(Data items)

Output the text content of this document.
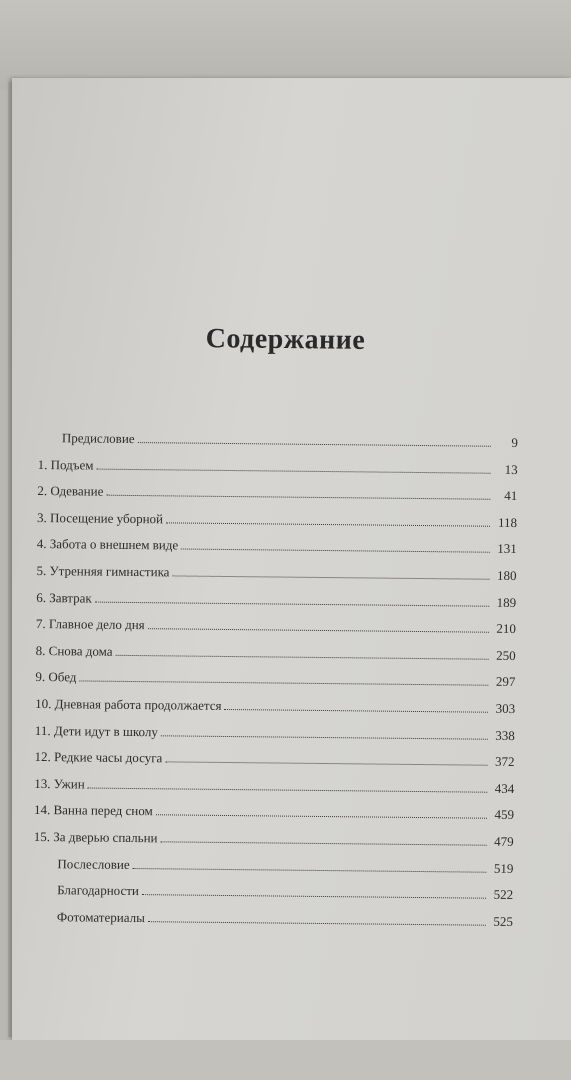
Содержание
Предисловие	9
1. Подъем	13
2. Одевание	41
3. Посещение уборной	118
4. Забота о внешнем виде	131
5. Утренняя гимнастика	180
6. Завтрак	189
7. Главное дело дня	210
8. Снова дома	250
9. Обед	297
10. Дневная работа продолжается	303
11. Дети идут в школу	338
12. Редкие часы досуга	372
13. Ужин	434
14. Ванна перед сном	459
15. За дверью спальни	479
Послесловие	519
Благодарности	522
Фотоматериалы	525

▸ REQUEST
Give the entries again without a single change, but with no pictures.

▸ ANSWER BELOW
Output the text content of this document.
Содержание
Предисловие	9
1. Подъем	13
2. Одевание	41
3. Посещение уборной	118
4. Забота о внешнем виде	131
5. Утренняя гимнастика	180
6. Завтрак	189
7. Главное дело дня	210
8. Снова дома	250
9. Обед	297
10. Дневная работа продолжается	303
11. Дети идут в школу	338
12. Редкие часы досуга	372
13. Ужин	434
14. Ванна перед сном	459
15. За дверью спальни	479
Послесловие	519
Благодарности	522
Фотоматериалы	525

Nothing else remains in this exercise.